Directions:
Look through the data below and work out how many lines contain the string "with". Give the number alone.

Records from a data source:
- - - - -

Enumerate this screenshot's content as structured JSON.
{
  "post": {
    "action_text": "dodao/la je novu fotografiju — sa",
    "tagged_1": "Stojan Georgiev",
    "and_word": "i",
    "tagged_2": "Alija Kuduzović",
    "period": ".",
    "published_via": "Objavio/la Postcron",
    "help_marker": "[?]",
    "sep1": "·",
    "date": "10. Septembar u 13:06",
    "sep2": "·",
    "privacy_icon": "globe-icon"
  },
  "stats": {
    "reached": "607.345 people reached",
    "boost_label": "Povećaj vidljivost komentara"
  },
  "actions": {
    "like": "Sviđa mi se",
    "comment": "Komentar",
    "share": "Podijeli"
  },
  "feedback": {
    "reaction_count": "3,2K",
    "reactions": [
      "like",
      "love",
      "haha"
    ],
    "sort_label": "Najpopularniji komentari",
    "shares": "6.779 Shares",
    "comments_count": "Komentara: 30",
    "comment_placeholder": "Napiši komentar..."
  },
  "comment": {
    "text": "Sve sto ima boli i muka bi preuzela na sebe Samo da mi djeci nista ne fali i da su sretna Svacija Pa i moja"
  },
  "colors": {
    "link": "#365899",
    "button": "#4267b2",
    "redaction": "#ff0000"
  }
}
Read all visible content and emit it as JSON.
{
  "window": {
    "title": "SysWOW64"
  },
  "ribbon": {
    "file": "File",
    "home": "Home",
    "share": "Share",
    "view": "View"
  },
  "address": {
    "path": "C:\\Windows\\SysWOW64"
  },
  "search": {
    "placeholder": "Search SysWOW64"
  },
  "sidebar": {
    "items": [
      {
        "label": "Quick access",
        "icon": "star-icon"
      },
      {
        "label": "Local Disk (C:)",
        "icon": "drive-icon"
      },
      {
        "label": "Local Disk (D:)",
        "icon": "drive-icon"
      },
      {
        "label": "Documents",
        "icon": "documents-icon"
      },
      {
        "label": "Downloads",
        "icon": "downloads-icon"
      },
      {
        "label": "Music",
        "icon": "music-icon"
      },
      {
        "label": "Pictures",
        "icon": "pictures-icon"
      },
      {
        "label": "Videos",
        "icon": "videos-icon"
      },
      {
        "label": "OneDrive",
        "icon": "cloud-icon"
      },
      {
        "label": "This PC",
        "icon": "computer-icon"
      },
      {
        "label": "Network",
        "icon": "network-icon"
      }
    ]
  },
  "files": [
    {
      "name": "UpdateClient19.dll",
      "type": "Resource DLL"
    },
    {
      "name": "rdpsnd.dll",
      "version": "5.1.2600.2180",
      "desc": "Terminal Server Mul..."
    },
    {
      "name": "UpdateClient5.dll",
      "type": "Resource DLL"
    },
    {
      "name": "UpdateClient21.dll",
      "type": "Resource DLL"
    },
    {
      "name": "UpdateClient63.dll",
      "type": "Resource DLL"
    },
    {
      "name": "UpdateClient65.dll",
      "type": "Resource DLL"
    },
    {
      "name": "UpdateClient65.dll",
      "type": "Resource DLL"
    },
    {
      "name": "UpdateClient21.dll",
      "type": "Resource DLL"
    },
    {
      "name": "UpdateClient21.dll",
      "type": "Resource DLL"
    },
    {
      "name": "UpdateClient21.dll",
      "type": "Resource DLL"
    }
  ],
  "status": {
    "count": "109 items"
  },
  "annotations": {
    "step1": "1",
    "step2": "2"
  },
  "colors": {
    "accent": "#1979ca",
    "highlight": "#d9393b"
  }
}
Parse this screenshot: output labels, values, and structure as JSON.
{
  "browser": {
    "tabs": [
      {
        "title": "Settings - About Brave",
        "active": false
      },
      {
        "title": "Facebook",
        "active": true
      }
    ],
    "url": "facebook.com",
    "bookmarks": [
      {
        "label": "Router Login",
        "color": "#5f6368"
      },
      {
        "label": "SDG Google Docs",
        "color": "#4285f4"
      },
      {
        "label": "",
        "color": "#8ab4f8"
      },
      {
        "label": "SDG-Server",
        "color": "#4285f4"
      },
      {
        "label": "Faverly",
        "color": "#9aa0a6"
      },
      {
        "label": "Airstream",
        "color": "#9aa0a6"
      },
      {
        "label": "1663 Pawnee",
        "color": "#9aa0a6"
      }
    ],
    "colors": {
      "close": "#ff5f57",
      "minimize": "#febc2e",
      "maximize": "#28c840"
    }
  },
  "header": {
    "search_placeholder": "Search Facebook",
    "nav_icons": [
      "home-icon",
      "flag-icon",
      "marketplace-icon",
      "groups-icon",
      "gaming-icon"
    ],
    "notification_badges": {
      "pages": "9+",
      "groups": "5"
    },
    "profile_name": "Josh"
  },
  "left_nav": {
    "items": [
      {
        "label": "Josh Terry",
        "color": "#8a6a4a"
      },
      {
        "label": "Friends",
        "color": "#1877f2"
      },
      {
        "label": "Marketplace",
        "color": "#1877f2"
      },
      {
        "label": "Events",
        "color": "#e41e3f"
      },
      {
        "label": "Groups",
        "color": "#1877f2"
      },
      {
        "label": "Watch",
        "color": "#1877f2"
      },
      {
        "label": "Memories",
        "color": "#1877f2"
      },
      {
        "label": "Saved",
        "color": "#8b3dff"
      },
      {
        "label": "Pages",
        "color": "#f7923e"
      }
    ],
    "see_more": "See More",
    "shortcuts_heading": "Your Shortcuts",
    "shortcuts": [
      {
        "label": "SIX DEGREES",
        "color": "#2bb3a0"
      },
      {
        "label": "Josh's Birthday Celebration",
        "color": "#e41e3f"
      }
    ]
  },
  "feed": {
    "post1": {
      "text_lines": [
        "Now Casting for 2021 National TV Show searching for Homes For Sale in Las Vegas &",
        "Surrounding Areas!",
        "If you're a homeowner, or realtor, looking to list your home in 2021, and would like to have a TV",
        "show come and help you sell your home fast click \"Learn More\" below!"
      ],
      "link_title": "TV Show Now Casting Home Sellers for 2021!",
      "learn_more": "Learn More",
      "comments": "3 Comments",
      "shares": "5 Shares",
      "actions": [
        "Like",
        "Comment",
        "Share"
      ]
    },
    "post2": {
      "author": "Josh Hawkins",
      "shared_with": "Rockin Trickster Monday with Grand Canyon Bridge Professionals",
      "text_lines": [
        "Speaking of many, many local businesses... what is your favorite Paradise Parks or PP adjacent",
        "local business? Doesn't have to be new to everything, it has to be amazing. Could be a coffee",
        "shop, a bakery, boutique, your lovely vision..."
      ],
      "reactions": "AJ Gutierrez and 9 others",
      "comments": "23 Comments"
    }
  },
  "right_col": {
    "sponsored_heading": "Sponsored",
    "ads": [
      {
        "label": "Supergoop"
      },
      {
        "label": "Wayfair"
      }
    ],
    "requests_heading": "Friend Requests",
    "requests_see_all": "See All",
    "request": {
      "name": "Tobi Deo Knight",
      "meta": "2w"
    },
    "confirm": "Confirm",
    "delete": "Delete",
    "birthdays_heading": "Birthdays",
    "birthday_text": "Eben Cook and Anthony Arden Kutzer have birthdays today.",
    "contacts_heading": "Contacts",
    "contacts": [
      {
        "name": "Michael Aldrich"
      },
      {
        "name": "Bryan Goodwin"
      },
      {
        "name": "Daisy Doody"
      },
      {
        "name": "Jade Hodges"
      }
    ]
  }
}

- - - - -

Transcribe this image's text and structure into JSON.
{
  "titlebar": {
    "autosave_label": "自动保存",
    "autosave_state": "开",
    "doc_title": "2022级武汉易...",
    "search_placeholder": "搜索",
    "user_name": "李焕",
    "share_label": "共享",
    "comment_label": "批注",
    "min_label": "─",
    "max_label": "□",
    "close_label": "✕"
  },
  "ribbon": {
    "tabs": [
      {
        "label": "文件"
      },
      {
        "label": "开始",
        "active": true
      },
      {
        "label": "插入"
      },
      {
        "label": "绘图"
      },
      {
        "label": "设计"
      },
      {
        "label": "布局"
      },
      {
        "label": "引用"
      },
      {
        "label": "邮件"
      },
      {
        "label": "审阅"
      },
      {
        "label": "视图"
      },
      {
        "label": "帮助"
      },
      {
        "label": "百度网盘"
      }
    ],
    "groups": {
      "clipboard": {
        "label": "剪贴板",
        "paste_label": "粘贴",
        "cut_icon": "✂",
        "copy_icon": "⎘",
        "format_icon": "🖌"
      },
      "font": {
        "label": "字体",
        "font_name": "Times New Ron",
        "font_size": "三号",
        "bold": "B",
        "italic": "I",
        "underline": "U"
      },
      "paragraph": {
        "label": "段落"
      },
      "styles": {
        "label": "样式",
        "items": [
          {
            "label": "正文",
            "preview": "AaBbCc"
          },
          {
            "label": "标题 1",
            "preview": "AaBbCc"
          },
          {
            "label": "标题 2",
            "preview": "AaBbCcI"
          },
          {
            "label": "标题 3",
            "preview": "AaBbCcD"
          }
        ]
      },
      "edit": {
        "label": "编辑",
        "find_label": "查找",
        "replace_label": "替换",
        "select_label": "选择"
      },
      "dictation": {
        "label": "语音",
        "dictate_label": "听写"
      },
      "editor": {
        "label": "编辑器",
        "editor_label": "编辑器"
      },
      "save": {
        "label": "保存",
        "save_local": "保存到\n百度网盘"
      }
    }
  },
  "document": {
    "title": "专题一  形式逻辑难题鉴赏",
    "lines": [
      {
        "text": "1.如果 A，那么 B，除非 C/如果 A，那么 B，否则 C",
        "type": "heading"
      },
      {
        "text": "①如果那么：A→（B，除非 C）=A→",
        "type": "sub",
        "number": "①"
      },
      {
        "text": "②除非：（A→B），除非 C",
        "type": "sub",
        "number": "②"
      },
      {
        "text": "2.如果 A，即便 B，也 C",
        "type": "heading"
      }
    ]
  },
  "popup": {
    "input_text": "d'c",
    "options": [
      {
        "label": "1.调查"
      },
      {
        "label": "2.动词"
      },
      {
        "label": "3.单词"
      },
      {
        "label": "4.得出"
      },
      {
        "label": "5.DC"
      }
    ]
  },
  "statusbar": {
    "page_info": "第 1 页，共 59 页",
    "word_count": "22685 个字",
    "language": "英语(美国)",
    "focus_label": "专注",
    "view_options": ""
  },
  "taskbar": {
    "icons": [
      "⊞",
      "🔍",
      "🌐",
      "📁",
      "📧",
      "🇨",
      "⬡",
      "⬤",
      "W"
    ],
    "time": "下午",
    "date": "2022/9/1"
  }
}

- - - - -

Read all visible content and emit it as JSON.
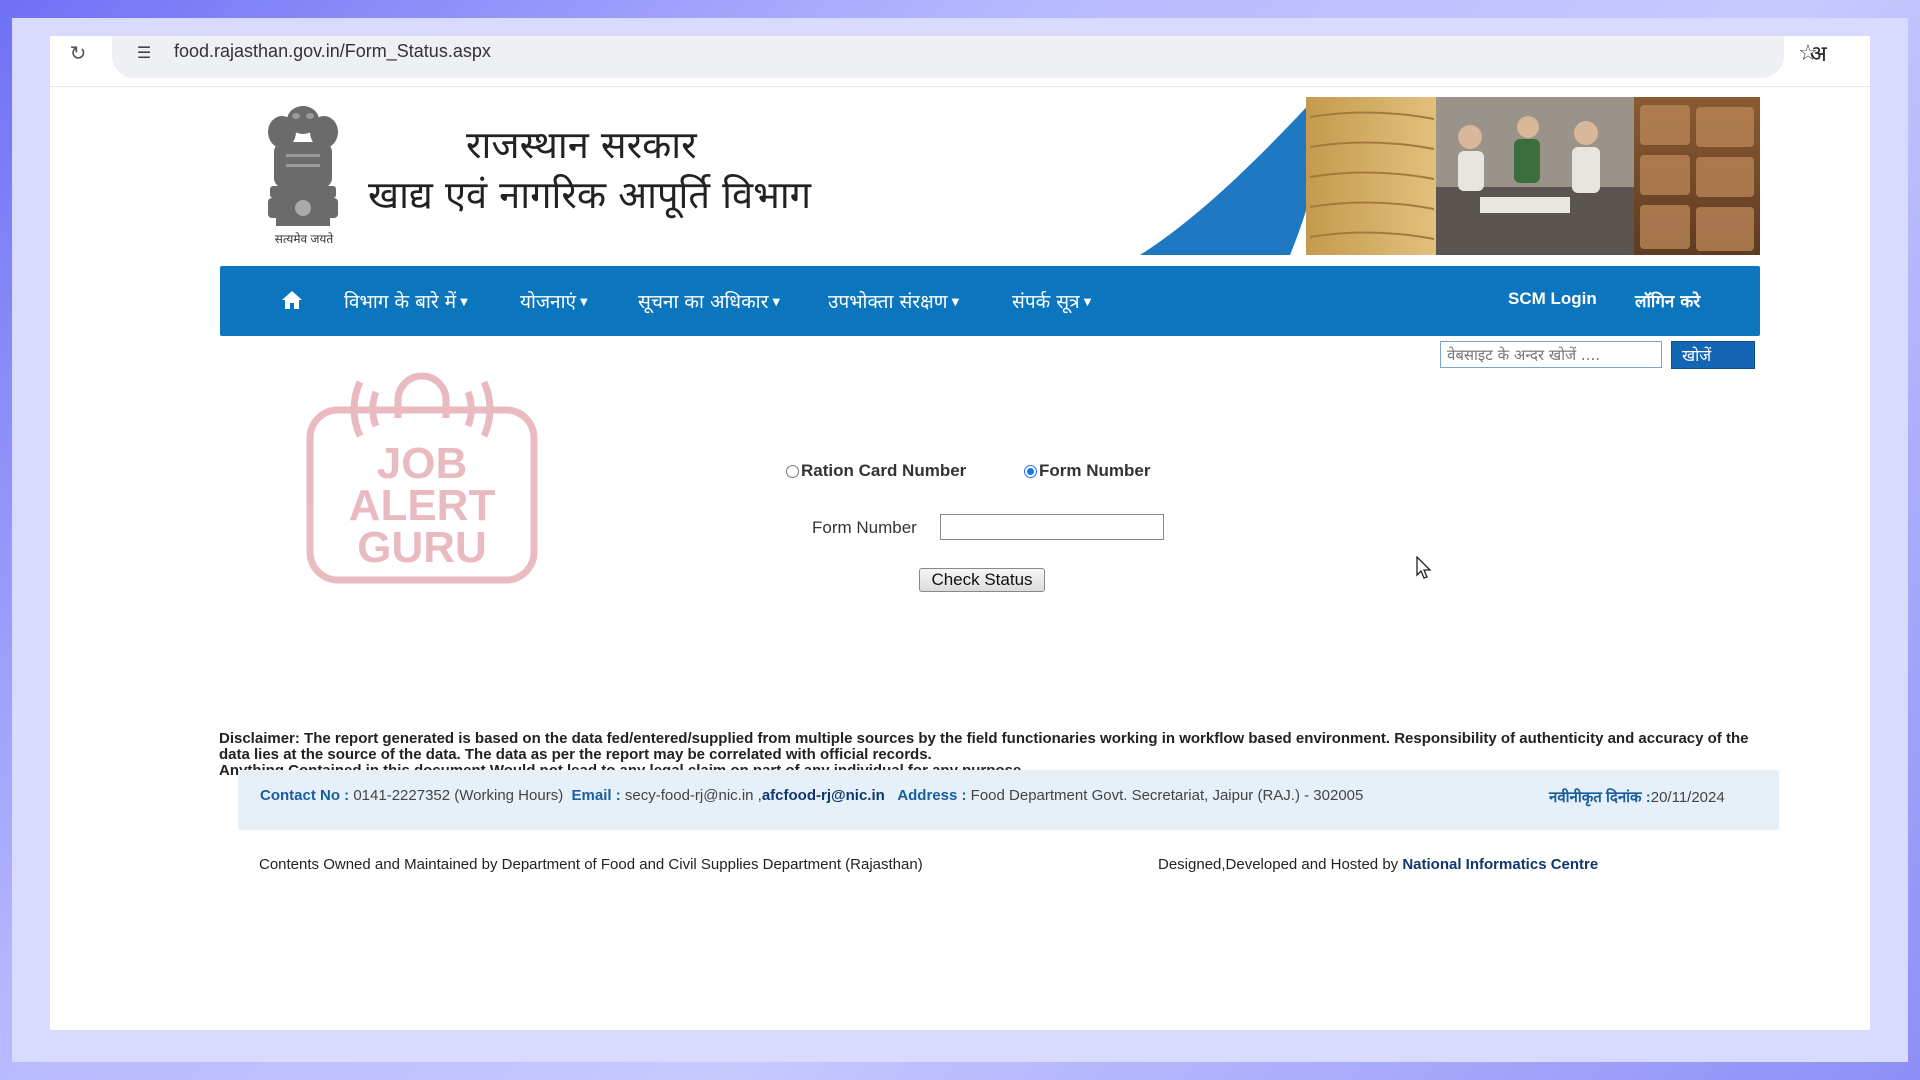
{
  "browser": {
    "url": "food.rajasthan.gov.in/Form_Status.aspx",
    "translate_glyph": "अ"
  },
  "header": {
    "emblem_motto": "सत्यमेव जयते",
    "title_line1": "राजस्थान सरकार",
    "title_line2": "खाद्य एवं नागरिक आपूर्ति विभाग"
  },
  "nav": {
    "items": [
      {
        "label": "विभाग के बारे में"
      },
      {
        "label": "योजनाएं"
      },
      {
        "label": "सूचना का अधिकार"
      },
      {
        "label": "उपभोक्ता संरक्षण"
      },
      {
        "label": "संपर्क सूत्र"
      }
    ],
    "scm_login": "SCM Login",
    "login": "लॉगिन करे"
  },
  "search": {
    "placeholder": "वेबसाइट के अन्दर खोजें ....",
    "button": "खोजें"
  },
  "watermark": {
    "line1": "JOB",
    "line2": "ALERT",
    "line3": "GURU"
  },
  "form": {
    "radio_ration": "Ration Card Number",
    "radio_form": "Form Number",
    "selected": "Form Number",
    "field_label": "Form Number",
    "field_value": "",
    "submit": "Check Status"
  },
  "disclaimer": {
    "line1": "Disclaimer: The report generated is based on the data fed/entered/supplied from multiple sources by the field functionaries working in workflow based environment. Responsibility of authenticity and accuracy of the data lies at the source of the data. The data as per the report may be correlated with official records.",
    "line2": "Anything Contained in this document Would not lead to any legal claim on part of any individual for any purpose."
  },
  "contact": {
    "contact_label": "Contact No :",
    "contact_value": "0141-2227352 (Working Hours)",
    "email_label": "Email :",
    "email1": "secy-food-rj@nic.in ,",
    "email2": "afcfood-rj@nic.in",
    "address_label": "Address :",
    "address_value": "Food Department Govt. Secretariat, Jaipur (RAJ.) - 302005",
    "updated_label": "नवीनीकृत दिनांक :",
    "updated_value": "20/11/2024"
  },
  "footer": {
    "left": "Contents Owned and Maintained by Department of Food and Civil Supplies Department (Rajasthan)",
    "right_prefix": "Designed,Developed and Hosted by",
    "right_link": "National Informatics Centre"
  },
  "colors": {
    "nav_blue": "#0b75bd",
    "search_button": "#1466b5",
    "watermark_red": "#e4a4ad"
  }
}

- - - - -

Result of this exercise:
2